» **Work instructions**:
Retype the full set of records. Keep every character identical.

(Data excerpts)
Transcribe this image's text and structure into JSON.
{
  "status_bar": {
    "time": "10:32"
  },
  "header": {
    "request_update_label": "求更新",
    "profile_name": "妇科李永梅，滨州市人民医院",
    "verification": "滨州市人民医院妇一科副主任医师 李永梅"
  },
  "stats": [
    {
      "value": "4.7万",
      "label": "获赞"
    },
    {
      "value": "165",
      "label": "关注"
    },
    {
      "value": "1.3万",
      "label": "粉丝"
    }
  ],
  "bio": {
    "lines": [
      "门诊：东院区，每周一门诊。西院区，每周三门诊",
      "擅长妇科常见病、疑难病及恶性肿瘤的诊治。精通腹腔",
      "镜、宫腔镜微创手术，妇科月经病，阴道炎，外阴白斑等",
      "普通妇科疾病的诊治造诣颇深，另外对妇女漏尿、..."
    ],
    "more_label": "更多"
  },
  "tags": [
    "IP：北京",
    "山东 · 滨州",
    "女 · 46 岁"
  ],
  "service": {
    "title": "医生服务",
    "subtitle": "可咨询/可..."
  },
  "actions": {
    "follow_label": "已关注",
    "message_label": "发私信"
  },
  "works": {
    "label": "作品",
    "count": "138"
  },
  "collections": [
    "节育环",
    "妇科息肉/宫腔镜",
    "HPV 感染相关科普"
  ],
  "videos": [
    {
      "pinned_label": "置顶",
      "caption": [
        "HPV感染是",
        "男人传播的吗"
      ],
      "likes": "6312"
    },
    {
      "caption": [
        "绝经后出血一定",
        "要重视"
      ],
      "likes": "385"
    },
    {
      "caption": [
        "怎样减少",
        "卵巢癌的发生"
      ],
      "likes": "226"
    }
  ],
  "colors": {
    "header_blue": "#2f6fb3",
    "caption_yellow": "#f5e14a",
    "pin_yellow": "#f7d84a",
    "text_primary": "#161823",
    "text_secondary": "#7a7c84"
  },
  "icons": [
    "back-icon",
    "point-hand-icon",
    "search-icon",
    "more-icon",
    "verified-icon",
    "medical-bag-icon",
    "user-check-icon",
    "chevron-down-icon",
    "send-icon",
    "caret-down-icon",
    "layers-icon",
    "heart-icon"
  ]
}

» **Final result**:
Transcribe this image's text and structure into JSON.
{
  "status_bar": {
    "time": "10:32"
  },
  "header": {
    "request_update_label": "求更新",
    "profile_name": "妇科李永梅，滨州市人民医院",
    "verification": "滨州市人民医院妇一科副主任医师 李永梅"
  },
  "stats": [
    {
      "value": "4.7万",
      "label": "获赞"
    },
    {
      "value": "165",
      "label": "关注"
    },
    {
      "value": "1.3万",
      "label": "粉丝"
    }
  ],
  "bio": {
    "lines": [
      "门诊：东院区，每周一门诊。西院区，每周三门诊",
      "擅长妇科常见病、疑难病及恶性肿瘤的诊治。精通腹腔",
      "镜、宫腔镜微创手术，妇科月经病，阴道炎，外阴白斑等",
      "普通妇科疾病的诊治造诣颇深，另外对妇女漏尿、..."
    ],
    "more_label": "更多"
  },
  "tags": [
    "IP：北京",
    "山东 · 滨州",
    "女 · 46 岁"
  ],
  "service": {
    "title": "医生服务",
    "subtitle": "可咨询/可..."
  },
  "actions": {
    "follow_label": "已关注",
    "message_label": "发私信"
  },
  "works": {
    "label": "作品",
    "count": "138"
  },
  "collections": [
    "节育环",
    "妇科息肉/宫腔镜",
    "HPV 感染相关科普"
  ],
  "videos": [
    {
      "pinned_label": "置顶",
      "caption": [
        "HPV感染是",
        "男人传播的吗"
      ],
      "likes": "6312"
    },
    {
      "caption": [
        "绝经后出血一定",
        "要重视"
      ],
      "likes": "385"
    },
    {
      "caption": [
        "怎样减少",
        "卵巢癌的发生"
      ],
      "likes": "226"
    }
  ],
  "colors": {
    "header_blue": "#2f6fb3",
    "caption_yellow": "#f5e14a",
    "pin_yellow": "#f7d84a",
    "text_primary": "#161823",
    "text_secondary": "#7a7c84"
  },
  "icons": [
    "back-icon",
    "point-hand-icon",
    "search-icon",
    "more-icon",
    "verified-icon",
    "medical-bag-icon",
    "user-check-icon",
    "chevron-down-icon",
    "send-icon",
    "caret-down-icon",
    "layers-icon",
    "heart-icon"
  ]
}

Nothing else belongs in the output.